-------- Records for the task --------

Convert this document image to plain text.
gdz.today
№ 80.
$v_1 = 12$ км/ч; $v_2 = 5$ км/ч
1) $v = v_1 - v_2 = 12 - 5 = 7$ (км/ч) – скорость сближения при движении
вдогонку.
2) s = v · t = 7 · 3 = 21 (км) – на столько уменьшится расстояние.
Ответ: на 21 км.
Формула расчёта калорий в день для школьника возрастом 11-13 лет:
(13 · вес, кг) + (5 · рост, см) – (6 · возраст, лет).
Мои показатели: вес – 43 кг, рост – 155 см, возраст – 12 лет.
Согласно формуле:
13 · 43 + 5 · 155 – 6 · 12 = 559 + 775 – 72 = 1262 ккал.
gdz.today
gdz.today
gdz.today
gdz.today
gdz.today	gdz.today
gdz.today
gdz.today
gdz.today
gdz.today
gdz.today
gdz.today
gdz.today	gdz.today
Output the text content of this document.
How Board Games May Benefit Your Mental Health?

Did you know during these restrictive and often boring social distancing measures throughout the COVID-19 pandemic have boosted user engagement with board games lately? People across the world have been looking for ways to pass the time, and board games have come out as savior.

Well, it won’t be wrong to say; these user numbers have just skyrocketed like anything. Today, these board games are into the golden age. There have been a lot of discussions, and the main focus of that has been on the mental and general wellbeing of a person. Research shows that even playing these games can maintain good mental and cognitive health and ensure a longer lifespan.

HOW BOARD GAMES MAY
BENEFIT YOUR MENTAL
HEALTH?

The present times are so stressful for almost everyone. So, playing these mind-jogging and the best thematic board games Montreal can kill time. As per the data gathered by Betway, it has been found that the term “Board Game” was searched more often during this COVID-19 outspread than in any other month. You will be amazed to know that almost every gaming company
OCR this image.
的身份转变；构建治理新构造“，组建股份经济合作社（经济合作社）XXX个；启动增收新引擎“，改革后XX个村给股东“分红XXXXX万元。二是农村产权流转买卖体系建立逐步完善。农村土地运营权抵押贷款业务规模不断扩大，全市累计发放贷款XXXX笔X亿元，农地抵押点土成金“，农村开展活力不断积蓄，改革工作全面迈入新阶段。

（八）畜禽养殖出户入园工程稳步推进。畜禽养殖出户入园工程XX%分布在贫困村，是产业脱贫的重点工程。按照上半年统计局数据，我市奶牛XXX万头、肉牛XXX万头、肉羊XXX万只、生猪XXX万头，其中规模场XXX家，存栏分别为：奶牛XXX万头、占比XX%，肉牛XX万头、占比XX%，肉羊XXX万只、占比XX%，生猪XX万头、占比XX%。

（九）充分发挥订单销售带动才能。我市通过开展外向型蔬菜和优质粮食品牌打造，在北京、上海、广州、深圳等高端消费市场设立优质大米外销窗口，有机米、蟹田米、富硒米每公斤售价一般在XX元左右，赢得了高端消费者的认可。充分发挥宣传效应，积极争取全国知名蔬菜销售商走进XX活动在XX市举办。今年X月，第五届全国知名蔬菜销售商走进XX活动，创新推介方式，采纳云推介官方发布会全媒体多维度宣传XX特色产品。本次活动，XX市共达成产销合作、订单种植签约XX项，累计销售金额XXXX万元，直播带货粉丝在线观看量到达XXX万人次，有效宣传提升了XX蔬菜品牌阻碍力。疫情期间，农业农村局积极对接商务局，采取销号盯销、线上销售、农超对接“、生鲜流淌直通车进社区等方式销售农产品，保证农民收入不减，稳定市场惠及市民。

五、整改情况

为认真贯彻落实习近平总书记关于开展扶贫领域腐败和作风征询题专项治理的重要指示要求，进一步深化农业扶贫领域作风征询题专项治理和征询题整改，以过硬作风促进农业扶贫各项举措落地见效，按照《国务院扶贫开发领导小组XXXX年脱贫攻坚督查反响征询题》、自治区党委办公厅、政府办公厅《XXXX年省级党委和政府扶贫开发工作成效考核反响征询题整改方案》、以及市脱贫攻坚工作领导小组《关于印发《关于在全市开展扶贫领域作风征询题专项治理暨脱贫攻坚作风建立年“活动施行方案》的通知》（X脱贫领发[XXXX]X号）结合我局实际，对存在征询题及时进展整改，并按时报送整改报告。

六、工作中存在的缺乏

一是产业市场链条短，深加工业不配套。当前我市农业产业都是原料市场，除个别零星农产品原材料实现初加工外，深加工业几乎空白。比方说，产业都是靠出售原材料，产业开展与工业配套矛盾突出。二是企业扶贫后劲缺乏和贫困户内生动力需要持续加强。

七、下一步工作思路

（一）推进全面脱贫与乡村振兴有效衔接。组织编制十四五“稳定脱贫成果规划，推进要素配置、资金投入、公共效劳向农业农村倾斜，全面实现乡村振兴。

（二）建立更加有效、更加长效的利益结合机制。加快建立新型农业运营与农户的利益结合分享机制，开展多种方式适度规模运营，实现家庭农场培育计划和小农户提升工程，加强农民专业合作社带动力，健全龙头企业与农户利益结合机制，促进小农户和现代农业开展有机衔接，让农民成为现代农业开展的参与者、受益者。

--------

*Short task*
Transcribe the data. Leave every line exactly as it is.

*Answer for this exercise*
Convert this document image to plain text.
gdz.today
№ 80.
$v_1 = 12$ км/ч; $v_2 = 5$ км/ч
1) $v = v_1 - v_2 = 12 - 5 = 7$ (км/ч) – скорость сближения при движении
вдогонку.
2) s = v · t = 7 · 3 = 21 (км) – на столько уменьшится расстояние.
Ответ: на 21 км.
Формула расчёта калорий в день для школьника возрастом 11-13 лет:
(13 · вес, кг) + (5 · рост, см) – (6 · возраст, лет).
Мои показатели: вес – 43 кг, рост – 155 см, возраст – 12 лет.
Согласно формуле:
13 · 43 + 5 · 155 – 6 · 12 = 559 + 775 – 72 = 1262 ккал.
gdz.today
gdz.today
gdz.today
gdz.today
gdz.today	gdz.today
gdz.today
gdz.today
gdz.today
gdz.today
gdz.today
gdz.today
gdz.today	gdz.today
Output the text content of this document.
How Board Games May Benefit Your Mental Health?

Did you know during these restrictive and often boring social distancing measures throughout the COVID-19 pandemic have boosted user engagement with board games lately? People across the world have been looking for ways to pass the time, and board games have come out as savior.

Well, it won’t be wrong to say; these user numbers have just skyrocketed like anything. Today, these board games are into the golden age. There have been a lot of discussions, and the main focus of that has been on the mental and general wellbeing of a person. Research shows that even playing these games can maintain good mental and cognitive health and ensure a longer lifespan.

HOW BOARD GAMES MAY
BENEFIT YOUR MENTAL
HEALTH?

The present times are so stressful for almost everyone. So, playing these mind-jogging and the best thematic board games Montreal can kill time. As per the data gathered by Betway, it has been found that the term “Board Game” was searched more often during this COVID-19 outspread than in any other month. You will be amazed to know that almost every gaming company
OCR this image.
的身份转变；构建治理新构造“，组建股份经济合作社（经济合作社）XXX个；启动增收新引擎“，改革后XX个村给股东“分红XXXXX万元。二是农村产权流转买卖体系建立逐步完善。农村土地运营权抵押贷款业务规模不断扩大，全市累计发放贷款XXXX笔X亿元，农地抵押点土成金“，农村开展活力不断积蓄，改革工作全面迈入新阶段。

（八）畜禽养殖出户入园工程稳步推进。畜禽养殖出户入园工程XX%分布在贫困村，是产业脱贫的重点工程。按照上半年统计局数据，我市奶牛XXX万头、肉牛XXX万头、肉羊XXX万只、生猪XXX万头，其中规模场XXX家，存栏分别为：奶牛XXX万头、占比XX%，肉牛XX万头、占比XX%，肉羊XXX万只、占比XX%，生猪XX万头、占比XX%。

（九）充分发挥订单销售带动才能。我市通过开展外向型蔬菜和优质粮食品牌打造，在北京、上海、广州、深圳等高端消费市场设立优质大米外销窗口，有机米、蟹田米、富硒米每公斤售价一般在XX元左右，赢得了高端消费者的认可。充分发挥宣传效应，积极争取全国知名蔬菜销售商走进XX活动在XX市举办。今年X月，第五届全国知名蔬菜销售商走进XX活动，创新推介方式，采纳云推介官方发布会全媒体多维度宣传XX特色产品。本次活动，XX市共达成产销合作、订单种植签约XX项，累计销售金额XXXX万元，直播带货粉丝在线观看量到达XXX万人次，有效宣传提升了XX蔬菜品牌阻碍力。疫情期间，农业农村局积极对接商务局，采取销号盯销、线上销售、农超对接“、生鲜流淌直通车进社区等方式销售农产品，保证农民收入不减，稳定市场惠及市民。

五、整改情况

为认真贯彻落实习近平总书记关于开展扶贫领域腐败和作风征询题专项治理的重要指示要求，进一步深化农业扶贫领域作风征询题专项治理和征询题整改，以过硬作风促进农业扶贫各项举措落地见效，按照《国务院扶贫开发领导小组XXXX年脱贫攻坚督查反响征询题》、自治区党委办公厅、政府办公厅《XXXX年省级党委和政府扶贫开发工作成效考核反响征询题整改方案》、以及市脱贫攻坚工作领导小组《关于印发《关于在全市开展扶贫领域作风征询题专项治理暨脱贫攻坚作风建立年“活动施行方案》的通知》（X脱贫领发[XXXX]X号）结合我局实际，对存在征询题及时进展整改，并按时报送整改报告。

六、工作中存在的缺乏

一是产业市场链条短，深加工业不配套。当前我市农业产业都是原料市场，除个别零星农产品原材料实现初加工外，深加工业几乎空白。比方说，产业都是靠出售原材料，产业开展与工业配套矛盾突出。二是企业扶贫后劲缺乏和贫困户内生动力需要持续加强。

七、下一步工作思路

（一）推进全面脱贫与乡村振兴有效衔接。组织编制十四五“稳定脱贫成果规划，推进要素配置、资金投入、公共效劳向农业农村倾斜，全面实现乡村振兴。

（二）建立更加有效、更加长效的利益结合机制。加快建立新型农业运营与农户的利益结合分享机制，开展多种方式适度规模运营，实现家庭农场培育计划和小农户提升工程，加强农民专业合作社带动力，健全龙头企业与农户利益结合机制，促进小农户和现代农业开展有机衔接，让农民成为现代农业开展的参与者、受益者。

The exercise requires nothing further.